▸ **Extracted material**
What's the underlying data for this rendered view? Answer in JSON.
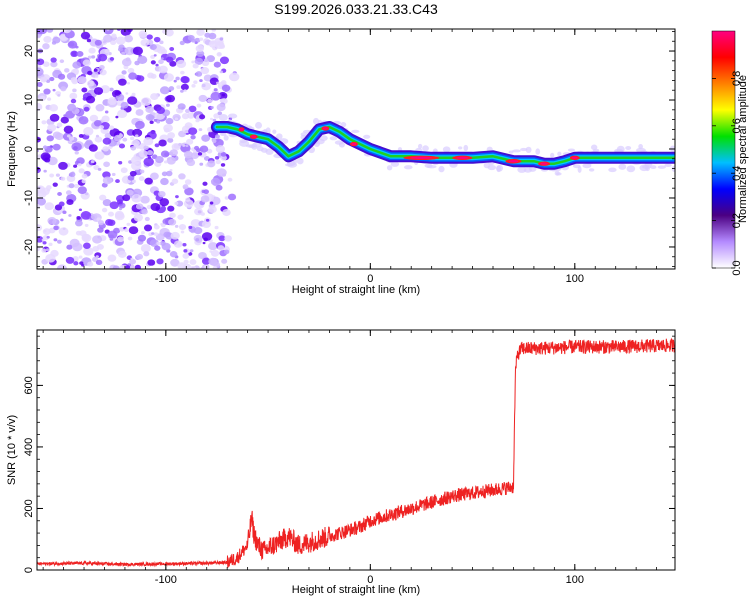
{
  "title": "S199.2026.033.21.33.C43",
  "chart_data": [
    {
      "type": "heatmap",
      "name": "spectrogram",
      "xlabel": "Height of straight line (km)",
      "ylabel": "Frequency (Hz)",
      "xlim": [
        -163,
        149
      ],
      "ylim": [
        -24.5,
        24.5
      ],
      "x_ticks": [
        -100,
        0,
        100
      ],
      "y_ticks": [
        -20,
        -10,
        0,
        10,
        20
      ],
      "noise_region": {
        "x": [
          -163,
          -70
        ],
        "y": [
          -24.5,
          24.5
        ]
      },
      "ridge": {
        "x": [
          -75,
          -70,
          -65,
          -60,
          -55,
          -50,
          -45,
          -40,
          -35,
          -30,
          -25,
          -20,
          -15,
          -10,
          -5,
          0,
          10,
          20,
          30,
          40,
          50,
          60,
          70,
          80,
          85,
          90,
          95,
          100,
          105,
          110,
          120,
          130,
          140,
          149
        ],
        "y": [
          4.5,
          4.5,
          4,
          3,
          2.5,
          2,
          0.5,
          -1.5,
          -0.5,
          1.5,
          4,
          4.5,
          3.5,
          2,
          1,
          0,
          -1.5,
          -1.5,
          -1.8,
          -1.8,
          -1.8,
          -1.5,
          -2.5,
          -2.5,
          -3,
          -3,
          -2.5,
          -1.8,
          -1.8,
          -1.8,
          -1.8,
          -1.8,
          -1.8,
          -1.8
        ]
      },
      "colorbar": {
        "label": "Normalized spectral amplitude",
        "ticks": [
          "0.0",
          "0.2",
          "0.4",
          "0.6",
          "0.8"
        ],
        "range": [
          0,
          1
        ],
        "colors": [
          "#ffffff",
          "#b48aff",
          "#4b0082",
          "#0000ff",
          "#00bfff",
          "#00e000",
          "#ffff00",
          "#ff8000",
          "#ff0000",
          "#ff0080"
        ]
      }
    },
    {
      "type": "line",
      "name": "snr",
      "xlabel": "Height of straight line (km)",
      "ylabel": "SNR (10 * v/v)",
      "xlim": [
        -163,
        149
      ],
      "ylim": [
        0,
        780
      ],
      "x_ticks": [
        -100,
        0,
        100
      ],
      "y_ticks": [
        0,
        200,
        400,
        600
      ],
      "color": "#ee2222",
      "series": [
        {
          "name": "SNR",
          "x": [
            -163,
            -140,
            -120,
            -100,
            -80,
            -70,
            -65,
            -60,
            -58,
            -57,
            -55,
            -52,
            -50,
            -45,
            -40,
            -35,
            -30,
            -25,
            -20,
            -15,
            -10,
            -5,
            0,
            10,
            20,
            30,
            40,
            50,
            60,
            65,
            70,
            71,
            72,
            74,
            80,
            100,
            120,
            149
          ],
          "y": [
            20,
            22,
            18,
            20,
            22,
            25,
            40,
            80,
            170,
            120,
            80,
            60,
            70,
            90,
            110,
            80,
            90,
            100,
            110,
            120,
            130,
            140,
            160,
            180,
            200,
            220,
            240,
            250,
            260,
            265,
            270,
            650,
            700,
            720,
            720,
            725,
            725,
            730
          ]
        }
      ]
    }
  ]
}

...

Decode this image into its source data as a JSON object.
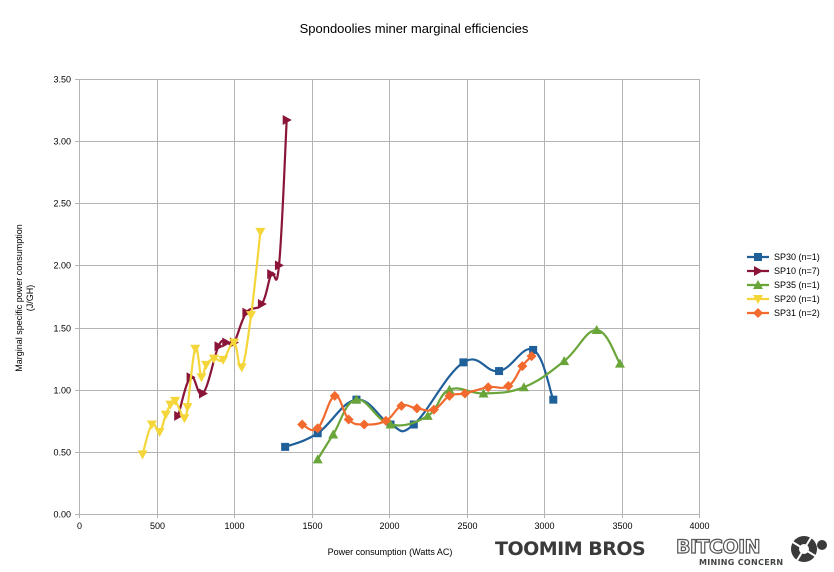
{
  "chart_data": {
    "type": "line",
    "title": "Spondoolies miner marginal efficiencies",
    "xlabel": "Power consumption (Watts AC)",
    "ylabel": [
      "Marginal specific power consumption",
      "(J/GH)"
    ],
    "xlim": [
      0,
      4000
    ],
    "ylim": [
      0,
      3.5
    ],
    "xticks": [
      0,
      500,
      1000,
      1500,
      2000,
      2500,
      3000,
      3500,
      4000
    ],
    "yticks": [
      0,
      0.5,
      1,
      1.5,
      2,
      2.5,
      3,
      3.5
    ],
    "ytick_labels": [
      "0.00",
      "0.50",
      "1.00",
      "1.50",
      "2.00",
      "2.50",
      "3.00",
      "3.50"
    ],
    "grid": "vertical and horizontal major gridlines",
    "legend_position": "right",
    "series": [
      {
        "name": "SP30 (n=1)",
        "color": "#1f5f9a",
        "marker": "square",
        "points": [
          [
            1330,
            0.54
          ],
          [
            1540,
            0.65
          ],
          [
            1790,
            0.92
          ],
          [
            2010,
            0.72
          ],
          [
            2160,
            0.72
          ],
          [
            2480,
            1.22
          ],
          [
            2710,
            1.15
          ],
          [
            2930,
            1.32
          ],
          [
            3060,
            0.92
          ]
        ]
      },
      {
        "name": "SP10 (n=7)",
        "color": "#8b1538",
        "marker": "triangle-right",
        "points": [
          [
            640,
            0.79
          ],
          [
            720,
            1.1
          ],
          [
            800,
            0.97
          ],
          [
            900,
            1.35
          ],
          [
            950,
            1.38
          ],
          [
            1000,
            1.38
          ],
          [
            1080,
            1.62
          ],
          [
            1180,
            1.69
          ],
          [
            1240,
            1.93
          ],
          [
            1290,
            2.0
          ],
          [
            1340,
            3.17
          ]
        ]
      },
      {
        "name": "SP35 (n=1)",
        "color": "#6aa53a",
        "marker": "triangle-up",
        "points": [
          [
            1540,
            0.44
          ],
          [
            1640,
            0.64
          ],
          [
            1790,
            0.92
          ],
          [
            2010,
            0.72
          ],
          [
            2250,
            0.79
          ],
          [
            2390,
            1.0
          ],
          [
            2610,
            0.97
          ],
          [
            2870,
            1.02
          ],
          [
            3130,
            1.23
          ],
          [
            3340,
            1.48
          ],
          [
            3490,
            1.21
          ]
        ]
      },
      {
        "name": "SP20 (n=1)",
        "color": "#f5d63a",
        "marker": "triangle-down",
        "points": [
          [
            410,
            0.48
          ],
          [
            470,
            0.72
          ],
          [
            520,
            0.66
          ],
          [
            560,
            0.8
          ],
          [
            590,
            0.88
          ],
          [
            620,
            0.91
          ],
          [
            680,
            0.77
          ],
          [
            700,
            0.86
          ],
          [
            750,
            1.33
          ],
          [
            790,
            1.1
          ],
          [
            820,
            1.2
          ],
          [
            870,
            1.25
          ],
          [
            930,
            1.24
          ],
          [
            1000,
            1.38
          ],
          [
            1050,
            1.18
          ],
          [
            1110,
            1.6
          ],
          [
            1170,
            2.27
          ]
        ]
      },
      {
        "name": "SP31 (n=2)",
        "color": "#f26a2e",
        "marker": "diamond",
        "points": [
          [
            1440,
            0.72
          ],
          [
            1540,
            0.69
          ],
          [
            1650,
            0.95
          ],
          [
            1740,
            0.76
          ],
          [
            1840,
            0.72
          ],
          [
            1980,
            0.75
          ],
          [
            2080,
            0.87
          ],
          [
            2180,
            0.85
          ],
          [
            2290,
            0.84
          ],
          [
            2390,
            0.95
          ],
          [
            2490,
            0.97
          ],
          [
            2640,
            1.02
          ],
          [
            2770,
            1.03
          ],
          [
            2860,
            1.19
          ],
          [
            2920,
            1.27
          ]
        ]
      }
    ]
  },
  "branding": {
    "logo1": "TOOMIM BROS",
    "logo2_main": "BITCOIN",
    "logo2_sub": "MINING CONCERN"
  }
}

▸ **What is expected**
Lines of the material that contain the word "right" are to be gathered.

▸ **Task solution**
    "legend_position": "right",
        "marker": "triangle-right",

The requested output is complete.